**Stated goal:** Return every one of the following items verbatim, with no changes.

**Data shown:**
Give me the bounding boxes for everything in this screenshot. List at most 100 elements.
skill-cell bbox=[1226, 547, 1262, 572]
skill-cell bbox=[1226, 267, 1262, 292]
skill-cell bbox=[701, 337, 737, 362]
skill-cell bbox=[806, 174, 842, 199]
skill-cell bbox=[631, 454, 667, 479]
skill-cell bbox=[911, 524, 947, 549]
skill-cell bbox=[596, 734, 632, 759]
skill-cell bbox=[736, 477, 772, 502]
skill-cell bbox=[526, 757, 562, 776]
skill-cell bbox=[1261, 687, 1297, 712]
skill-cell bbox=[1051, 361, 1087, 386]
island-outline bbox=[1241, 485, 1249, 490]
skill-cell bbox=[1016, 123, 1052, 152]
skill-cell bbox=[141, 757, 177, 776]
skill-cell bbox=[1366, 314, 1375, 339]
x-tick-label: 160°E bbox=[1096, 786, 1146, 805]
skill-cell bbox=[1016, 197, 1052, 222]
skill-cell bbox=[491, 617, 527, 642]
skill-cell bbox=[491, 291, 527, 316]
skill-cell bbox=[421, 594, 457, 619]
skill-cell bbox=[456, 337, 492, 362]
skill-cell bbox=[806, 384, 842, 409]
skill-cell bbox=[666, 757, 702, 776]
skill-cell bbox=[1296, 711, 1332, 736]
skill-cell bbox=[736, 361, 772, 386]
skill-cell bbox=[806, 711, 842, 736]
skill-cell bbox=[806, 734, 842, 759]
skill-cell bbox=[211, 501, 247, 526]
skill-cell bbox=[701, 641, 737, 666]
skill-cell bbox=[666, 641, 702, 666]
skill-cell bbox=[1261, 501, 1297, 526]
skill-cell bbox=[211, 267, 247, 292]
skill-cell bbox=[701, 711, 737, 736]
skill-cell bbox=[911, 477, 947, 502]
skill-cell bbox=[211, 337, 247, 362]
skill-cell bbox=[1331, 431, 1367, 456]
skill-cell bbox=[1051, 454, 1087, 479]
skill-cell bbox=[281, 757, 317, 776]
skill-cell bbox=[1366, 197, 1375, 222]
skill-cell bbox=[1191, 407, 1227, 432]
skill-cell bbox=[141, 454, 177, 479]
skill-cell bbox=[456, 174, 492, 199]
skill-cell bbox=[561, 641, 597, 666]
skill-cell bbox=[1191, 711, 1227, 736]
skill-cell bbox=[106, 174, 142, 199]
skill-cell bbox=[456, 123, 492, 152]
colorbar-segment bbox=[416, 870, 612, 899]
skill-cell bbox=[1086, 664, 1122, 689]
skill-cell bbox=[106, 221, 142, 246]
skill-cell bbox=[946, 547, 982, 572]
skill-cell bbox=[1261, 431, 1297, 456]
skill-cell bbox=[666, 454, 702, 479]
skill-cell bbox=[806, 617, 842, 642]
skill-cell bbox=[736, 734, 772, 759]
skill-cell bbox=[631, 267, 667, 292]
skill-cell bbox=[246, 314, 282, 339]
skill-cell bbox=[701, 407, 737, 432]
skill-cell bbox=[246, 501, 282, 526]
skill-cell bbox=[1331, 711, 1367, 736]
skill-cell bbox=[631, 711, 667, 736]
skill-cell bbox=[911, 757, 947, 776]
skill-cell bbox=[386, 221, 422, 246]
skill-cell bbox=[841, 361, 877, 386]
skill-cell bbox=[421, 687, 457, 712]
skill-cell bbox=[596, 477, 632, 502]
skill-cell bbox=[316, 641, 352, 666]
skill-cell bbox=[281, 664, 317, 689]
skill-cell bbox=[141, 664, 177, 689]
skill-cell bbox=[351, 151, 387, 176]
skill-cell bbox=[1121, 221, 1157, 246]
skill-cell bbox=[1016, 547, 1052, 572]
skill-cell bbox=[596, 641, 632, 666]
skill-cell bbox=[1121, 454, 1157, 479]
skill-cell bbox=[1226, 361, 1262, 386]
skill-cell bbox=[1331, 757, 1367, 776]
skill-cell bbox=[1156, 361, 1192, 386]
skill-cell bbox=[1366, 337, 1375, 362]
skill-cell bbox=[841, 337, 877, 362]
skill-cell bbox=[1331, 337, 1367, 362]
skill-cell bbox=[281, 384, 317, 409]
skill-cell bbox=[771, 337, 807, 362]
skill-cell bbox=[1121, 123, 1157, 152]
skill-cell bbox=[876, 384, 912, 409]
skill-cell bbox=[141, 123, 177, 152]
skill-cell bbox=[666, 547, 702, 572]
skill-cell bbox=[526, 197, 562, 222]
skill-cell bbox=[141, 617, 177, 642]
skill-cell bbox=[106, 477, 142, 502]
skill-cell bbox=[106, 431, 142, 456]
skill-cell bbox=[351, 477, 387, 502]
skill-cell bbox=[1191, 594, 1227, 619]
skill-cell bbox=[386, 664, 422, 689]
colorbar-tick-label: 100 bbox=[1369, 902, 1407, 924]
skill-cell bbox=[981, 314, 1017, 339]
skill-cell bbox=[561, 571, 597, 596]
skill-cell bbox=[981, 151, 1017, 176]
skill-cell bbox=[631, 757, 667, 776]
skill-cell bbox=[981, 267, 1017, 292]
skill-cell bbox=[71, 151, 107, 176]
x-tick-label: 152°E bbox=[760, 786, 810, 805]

**Solution to this task:**
Give me the bounding boxes for everything in this screenshot. List at most 100 elements.
skill-cell bbox=[1226, 547, 1262, 572]
skill-cell bbox=[1226, 267, 1262, 292]
skill-cell bbox=[701, 337, 737, 362]
skill-cell bbox=[806, 174, 842, 199]
skill-cell bbox=[631, 454, 667, 479]
skill-cell bbox=[911, 524, 947, 549]
skill-cell bbox=[596, 734, 632, 759]
skill-cell bbox=[736, 477, 772, 502]
skill-cell bbox=[526, 757, 562, 776]
skill-cell bbox=[1261, 687, 1297, 712]
skill-cell bbox=[1051, 361, 1087, 386]
island-outline bbox=[1241, 485, 1249, 490]
skill-cell bbox=[1016, 123, 1052, 152]
skill-cell bbox=[141, 757, 177, 776]
skill-cell bbox=[1366, 314, 1375, 339]
x-tick-label: 160°E bbox=[1096, 786, 1146, 805]
skill-cell bbox=[1016, 197, 1052, 222]
skill-cell bbox=[491, 617, 527, 642]
skill-cell bbox=[491, 291, 527, 316]
skill-cell bbox=[421, 594, 457, 619]
skill-cell bbox=[456, 337, 492, 362]
skill-cell bbox=[806, 384, 842, 409]
skill-cell bbox=[666, 757, 702, 776]
skill-cell bbox=[1296, 711, 1332, 736]
skill-cell bbox=[736, 361, 772, 386]
skill-cell bbox=[806, 711, 842, 736]
skill-cell bbox=[806, 734, 842, 759]
skill-cell bbox=[211, 501, 247, 526]
skill-cell bbox=[701, 641, 737, 666]
skill-cell bbox=[666, 641, 702, 666]
skill-cell bbox=[1261, 501, 1297, 526]
skill-cell bbox=[211, 267, 247, 292]
skill-cell bbox=[701, 711, 737, 736]
skill-cell bbox=[911, 477, 947, 502]
skill-cell bbox=[211, 337, 247, 362]
skill-cell bbox=[1331, 431, 1367, 456]
skill-cell bbox=[1051, 454, 1087, 479]
skill-cell bbox=[281, 757, 317, 776]
skill-cell bbox=[1366, 197, 1375, 222]
skill-cell bbox=[1191, 407, 1227, 432]
skill-cell bbox=[141, 454, 177, 479]
skill-cell bbox=[456, 174, 492, 199]
skill-cell bbox=[561, 641, 597, 666]
skill-cell bbox=[1191, 711, 1227, 736]
skill-cell bbox=[106, 174, 142, 199]
skill-cell bbox=[456, 123, 492, 152]
colorbar-segment bbox=[416, 870, 612, 899]
skill-cell bbox=[1086, 664, 1122, 689]
skill-cell bbox=[106, 221, 142, 246]
skill-cell bbox=[946, 547, 982, 572]
skill-cell bbox=[1261, 431, 1297, 456]
skill-cell bbox=[666, 454, 702, 479]
skill-cell bbox=[806, 617, 842, 642]
skill-cell bbox=[736, 734, 772, 759]
skill-cell bbox=[631, 267, 667, 292]
skill-cell bbox=[246, 314, 282, 339]
skill-cell bbox=[701, 407, 737, 432]
skill-cell bbox=[246, 501, 282, 526]
skill-cell bbox=[1331, 711, 1367, 736]
skill-cell bbox=[631, 711, 667, 736]
skill-cell bbox=[911, 757, 947, 776]
skill-cell bbox=[386, 221, 422, 246]
skill-cell bbox=[841, 361, 877, 386]
skill-cell bbox=[421, 687, 457, 712]
skill-cell bbox=[596, 477, 632, 502]
skill-cell bbox=[316, 641, 352, 666]
skill-cell bbox=[281, 664, 317, 689]
skill-cell bbox=[141, 664, 177, 689]
skill-cell bbox=[351, 151, 387, 176]
skill-cell bbox=[1121, 221, 1157, 246]
skill-cell bbox=[1016, 547, 1052, 572]
skill-cell bbox=[596, 641, 632, 666]
skill-cell bbox=[1121, 454, 1157, 479]
skill-cell bbox=[1226, 361, 1262, 386]
skill-cell bbox=[1331, 757, 1367, 776]
skill-cell bbox=[1156, 361, 1192, 386]
skill-cell bbox=[1366, 337, 1375, 362]
skill-cell bbox=[841, 337, 877, 362]
skill-cell bbox=[1331, 337, 1367, 362]
skill-cell bbox=[281, 384, 317, 409]
skill-cell bbox=[771, 337, 807, 362]
skill-cell bbox=[1121, 123, 1157, 152]
skill-cell bbox=[876, 384, 912, 409]
skill-cell bbox=[141, 123, 177, 152]
skill-cell bbox=[666, 547, 702, 572]
skill-cell bbox=[526, 197, 562, 222]
skill-cell bbox=[141, 617, 177, 642]
skill-cell bbox=[106, 477, 142, 502]
skill-cell bbox=[106, 431, 142, 456]
skill-cell bbox=[351, 477, 387, 502]
skill-cell bbox=[1191, 594, 1227, 619]
skill-cell bbox=[386, 664, 422, 689]
colorbar-tick-label: 100 bbox=[1369, 902, 1407, 924]
skill-cell bbox=[981, 314, 1017, 339]
skill-cell bbox=[561, 571, 597, 596]
skill-cell bbox=[981, 151, 1017, 176]
skill-cell bbox=[631, 757, 667, 776]
skill-cell bbox=[981, 267, 1017, 292]
skill-cell bbox=[71, 151, 107, 176]
x-tick-label: 152°E bbox=[760, 786, 810, 805]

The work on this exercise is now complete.